## Set problem
Copy every line in the items below verbatim, from the line containing "total-value-label: 76,370 bbox=[254, 394, 327, 421]" through the line containing "lte-value-label: 53,834 bbox=[897, 607, 970, 634]", including both of those lines.

[Element-and-box listings]

==========

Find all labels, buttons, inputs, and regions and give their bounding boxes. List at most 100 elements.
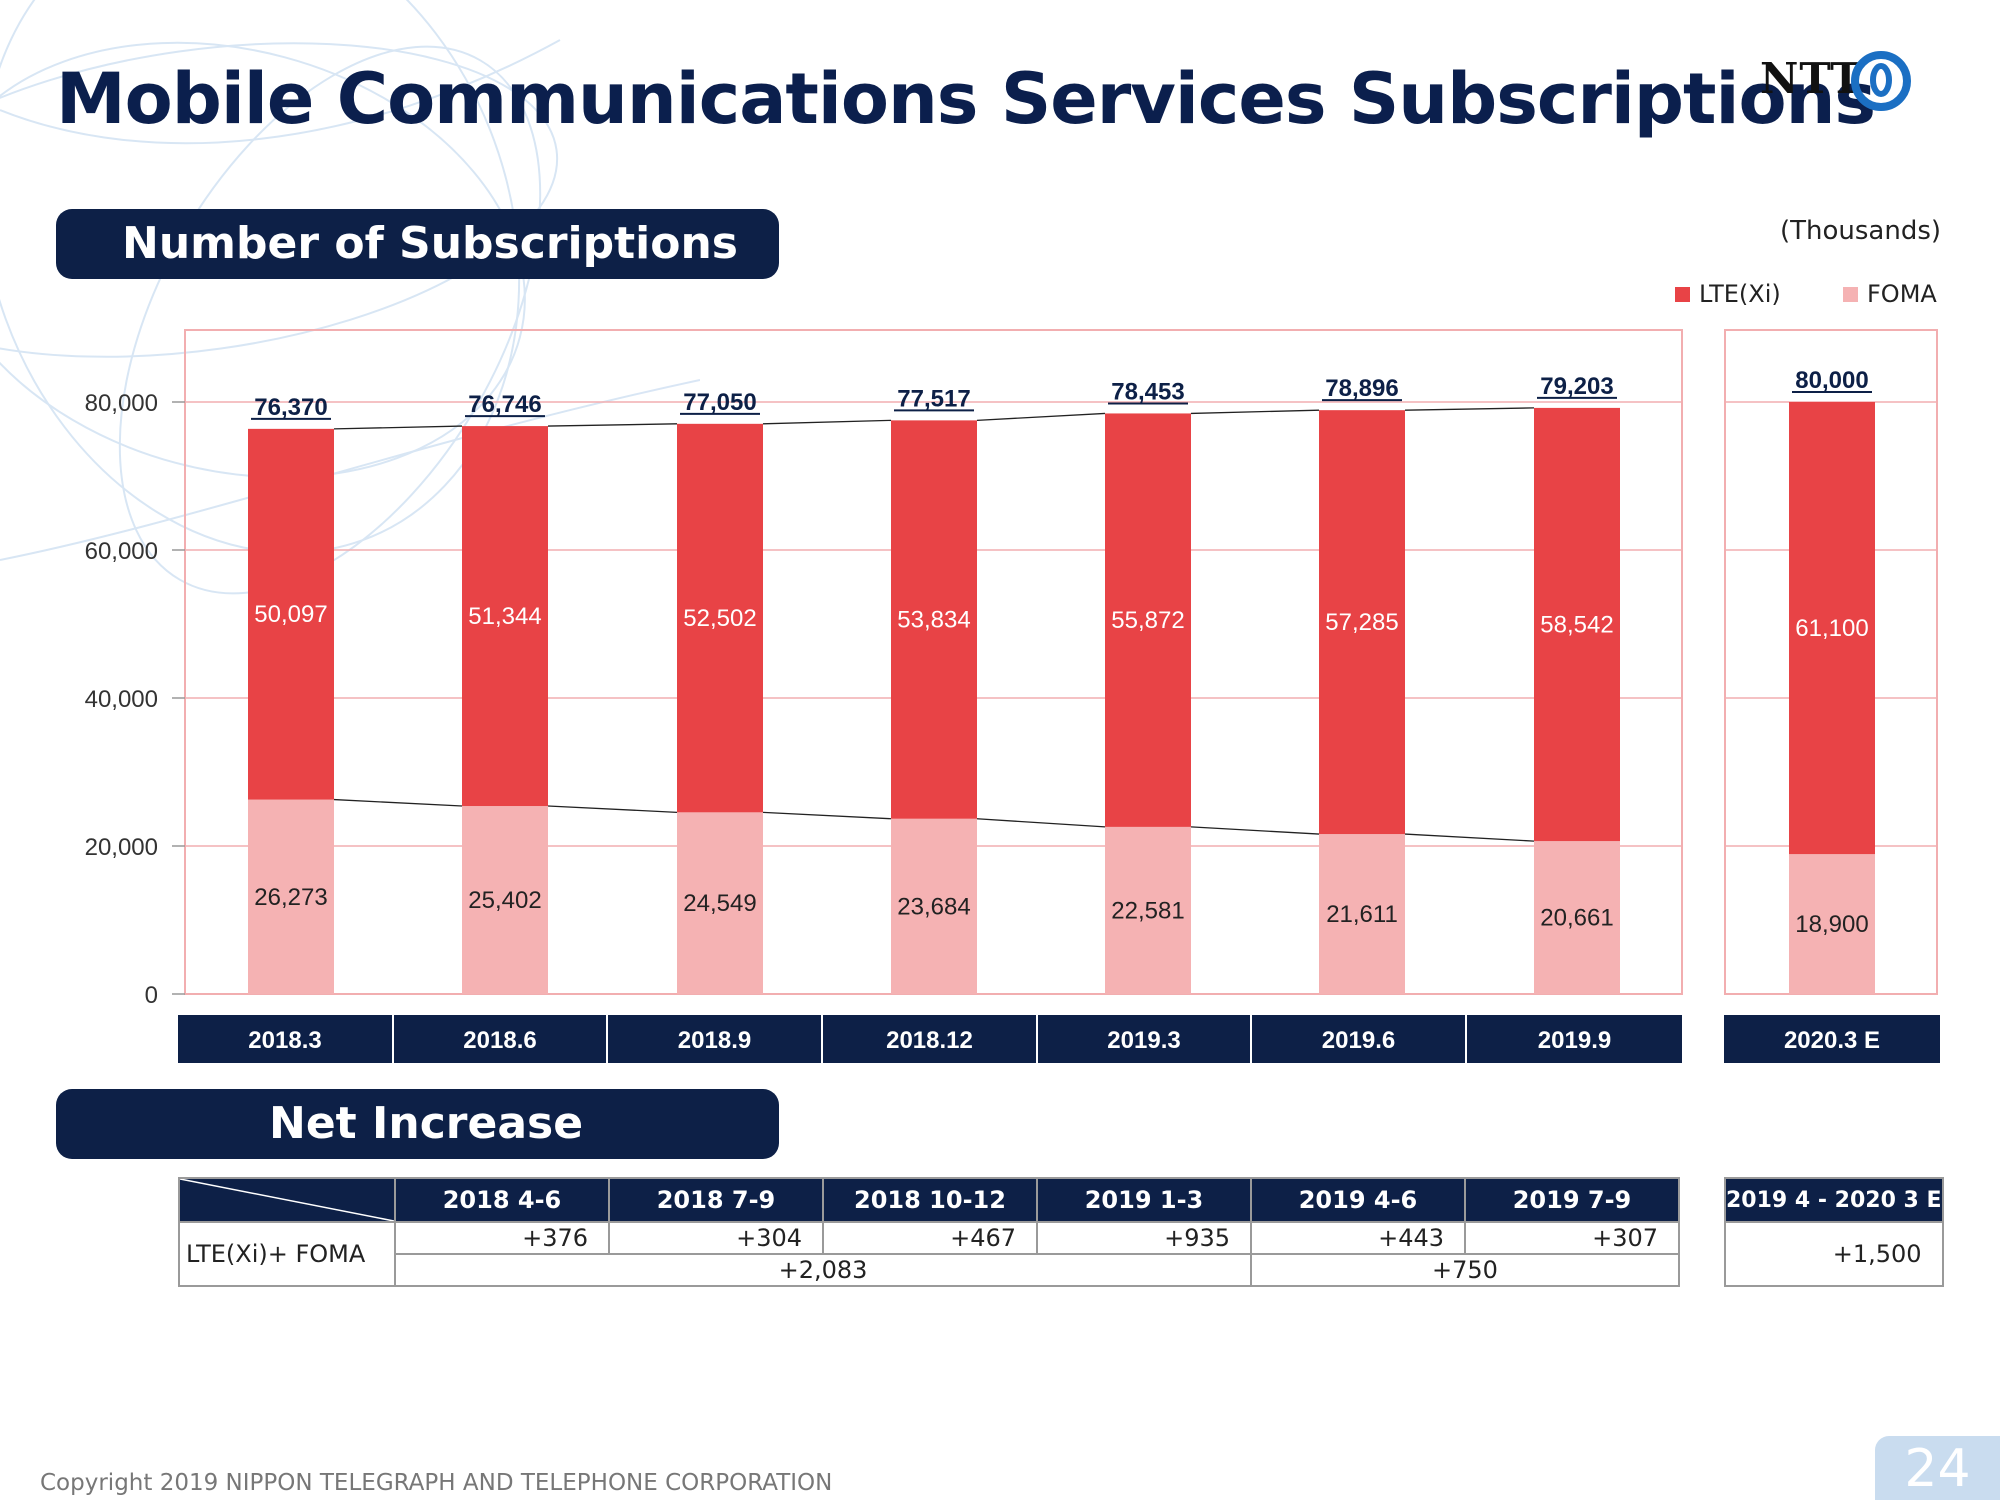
total-value-label: 76,370 bbox=[254, 394, 327, 421]
category-header-cell bbox=[394, 1015, 606, 1063]
foma-connector-line bbox=[762, 811, 892, 820]
foma-connector-line bbox=[547, 805, 678, 813]
quarterly-value: +304 bbox=[608, 1221, 824, 1255]
lte-bar bbox=[1789, 402, 1875, 855]
lte-value-label: 58,542 bbox=[1540, 612, 1613, 639]
lte-value-label: 53,834 bbox=[897, 607, 970, 634]
estimate-value: +1,500 bbox=[1724, 1221, 1944, 1287]
category-label: 2019.3 bbox=[1107, 1027, 1180, 1054]
category-header-cell bbox=[1038, 1015, 1250, 1063]
foma-value-label: 26,273 bbox=[254, 884, 327, 911]
lte-bar bbox=[462, 426, 548, 807]
subscriptions-chart: 0 20,000 40,000 60,000 80,000 26,273 50,097 76,… bbox=[85, 329, 1940, 1063]
lte-bar bbox=[1105, 413, 1191, 827]
foma-bar bbox=[677, 812, 763, 994]
category-header-cell bbox=[1467, 1015, 1682, 1063]
lte-value-label: 61,100 bbox=[1795, 615, 1868, 642]
section-title-subscriptions: Number of Subscriptions bbox=[122, 218, 738, 269]
period-header: 2019 4-6 bbox=[1250, 1177, 1466, 1223]
page-title: Mobile Communications Services Subscript… bbox=[56, 58, 1876, 140]
y-tick-label: 20,000 bbox=[85, 834, 158, 861]
category-label: 2019.6 bbox=[1322, 1027, 1395, 1054]
category-header-cell bbox=[1724, 1015, 1940, 1063]
quarterly-value: +935 bbox=[1036, 1221, 1252, 1255]
total-connector-line bbox=[1404, 407, 1535, 411]
category-header-cell bbox=[823, 1015, 1036, 1063]
category-header-cell bbox=[178, 1015, 392, 1063]
quarterly-value: +376 bbox=[394, 1221, 610, 1255]
corner-diagonal-line bbox=[180, 1179, 394, 1221]
period-header: 2018 4-6 bbox=[394, 1177, 610, 1223]
foma-bar bbox=[1319, 834, 1405, 994]
foma-connector-line bbox=[1404, 833, 1535, 842]
lte-value-label: 50,097 bbox=[254, 601, 327, 628]
period-header: 2018 7-9 bbox=[608, 1177, 824, 1223]
net-increase-table: 2018 4-6 2018 7-9 2018 10-12 2019 1-3 20… bbox=[178, 1177, 1680, 1287]
lte-bar bbox=[1534, 407, 1620, 842]
foma-bar bbox=[1534, 841, 1620, 994]
y-tick-label: 60,000 bbox=[85, 538, 158, 565]
total-value-label: 77,517 bbox=[897, 385, 970, 412]
total-value-label: 76,746 bbox=[468, 391, 541, 418]
category-header-cell bbox=[608, 1015, 821, 1063]
lte-bar bbox=[677, 423, 763, 813]
total-value-label: 80,000 bbox=[1795, 367, 1868, 394]
total-connector-line bbox=[976, 412, 1106, 422]
lte-bar bbox=[891, 420, 977, 819]
category-header-cell bbox=[1252, 1015, 1465, 1063]
foma-bar bbox=[248, 799, 334, 994]
total-value-label: 77,050 bbox=[683, 389, 756, 416]
foma-value-label: 23,684 bbox=[897, 893, 970, 920]
fy2019-total: +750 bbox=[1250, 1253, 1680, 1287]
row-label: LTE(Xi)+ FOMA bbox=[178, 1221, 396, 1287]
foma-value-label: 18,900 bbox=[1795, 911, 1868, 938]
category-label: 2019.9 bbox=[1538, 1027, 1611, 1054]
category-label: 2018.12 bbox=[886, 1027, 973, 1054]
foma-value-label: 20,661 bbox=[1540, 905, 1613, 932]
net-increase-total-row: +2,083 +750 bbox=[179, 1253, 1680, 1287]
foma-value-label: 21,611 bbox=[1326, 901, 1398, 928]
y-tick-label: 40,000 bbox=[85, 686, 158, 713]
lte-value-label: 55,872 bbox=[1111, 607, 1184, 634]
legend-label-foma: FOMA bbox=[1867, 280, 1937, 308]
estimate-header-row: 2019 4 - 2020 3 E bbox=[1724, 1177, 1944, 1223]
total-value-label: 78,453 bbox=[1111, 378, 1184, 405]
total-connector-line bbox=[547, 423, 678, 427]
section-title-net-increase: Net Increase bbox=[269, 1098, 584, 1149]
quarterly-value: +443 bbox=[1250, 1221, 1466, 1255]
period-header: 2018 10-12 bbox=[822, 1177, 1038, 1223]
legend-lte: LTE(Xi) bbox=[1675, 280, 1781, 308]
total-connector-line bbox=[1190, 409, 1320, 415]
section-header-subscriptions: Number of Subscriptions bbox=[56, 209, 779, 279]
foma-bar bbox=[891, 818, 977, 994]
foma-bar bbox=[1789, 854, 1875, 994]
logo-wordmark: NTT bbox=[1760, 54, 1863, 103]
foma-value-label: 22,581 bbox=[1111, 897, 1184, 924]
net-increase-header-row: 2018 4-6 2018 7-9 2018 10-12 2019 1-3 20… bbox=[178, 1177, 1680, 1223]
total-connector-line bbox=[762, 419, 892, 425]
period-header: 2019 1-3 bbox=[1036, 1177, 1252, 1223]
foma-connector-line bbox=[333, 798, 463, 807]
foma-bar bbox=[462, 806, 548, 994]
foma-bar bbox=[1105, 826, 1191, 994]
copyright-notice: Copyright 2019 NIPPON TELEGRAPH AND TELE… bbox=[40, 1470, 833, 1496]
lte-value-label: 57,285 bbox=[1325, 609, 1398, 636]
lte-bar bbox=[1319, 410, 1405, 835]
foma-value-label: 24,549 bbox=[683, 890, 756, 917]
category-label: 2018.3 bbox=[248, 1027, 321, 1054]
estimate-value-row: +1,500 bbox=[1724, 1221, 1944, 1287]
ntt-logo-icon bbox=[1851, 51, 1911, 111]
total-connector-line bbox=[333, 425, 463, 430]
ntt-logo: NTT bbox=[1760, 51, 1950, 124]
legend-swatch-lte bbox=[1675, 286, 1690, 302]
y-tick-label: 80,000 bbox=[85, 390, 158, 417]
foma-connector-line bbox=[976, 818, 1106, 828]
estimate-table: 2019 4 - 2020 3 E +1,500 bbox=[1724, 1177, 1944, 1287]
legend-label-lte: LTE(Xi) bbox=[1699, 280, 1781, 308]
page-number: 24 bbox=[1875, 1436, 2000, 1500]
category-label: 2020.3 E bbox=[1784, 1027, 1880, 1054]
estimate-period-header: 2019 4 - 2020 3 E bbox=[1724, 1177, 1944, 1223]
foma-connector-line bbox=[1190, 826, 1320, 835]
total-value-label: 78,896 bbox=[1325, 375, 1398, 402]
legend-swatch-foma bbox=[1843, 286, 1858, 302]
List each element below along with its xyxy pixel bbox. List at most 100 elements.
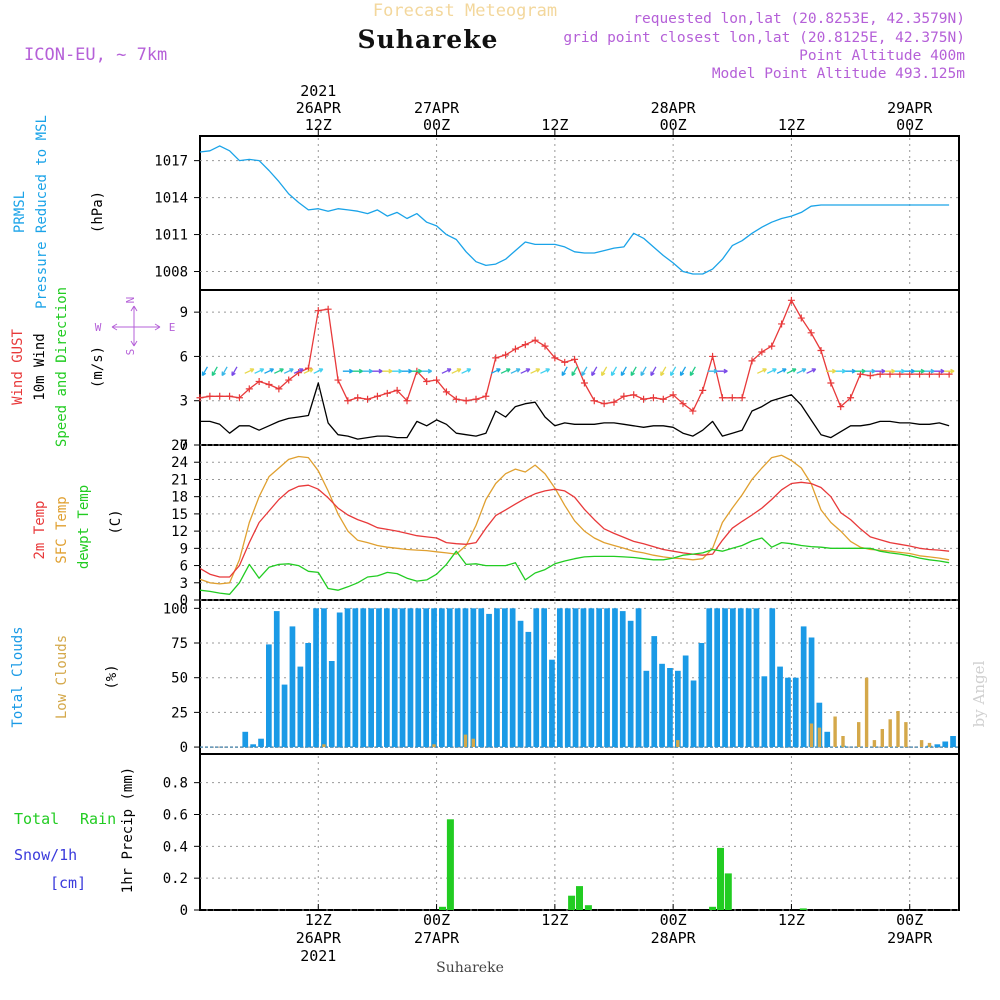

==========

## Finished task
total-value-label: 76,370 bbox=[254, 394, 327, 421]
category-header-cell bbox=[394, 1015, 606, 1063]
foma-connector-line bbox=[762, 811, 892, 820]
foma-connector-line bbox=[547, 805, 678, 813]
quarterly-value: +304 bbox=[608, 1221, 824, 1255]
lte-bar bbox=[1789, 402, 1875, 855]
lte-value-label: 58,542 bbox=[1540, 612, 1613, 639]
lte-value-label: 53,834 bbox=[897, 607, 970, 634]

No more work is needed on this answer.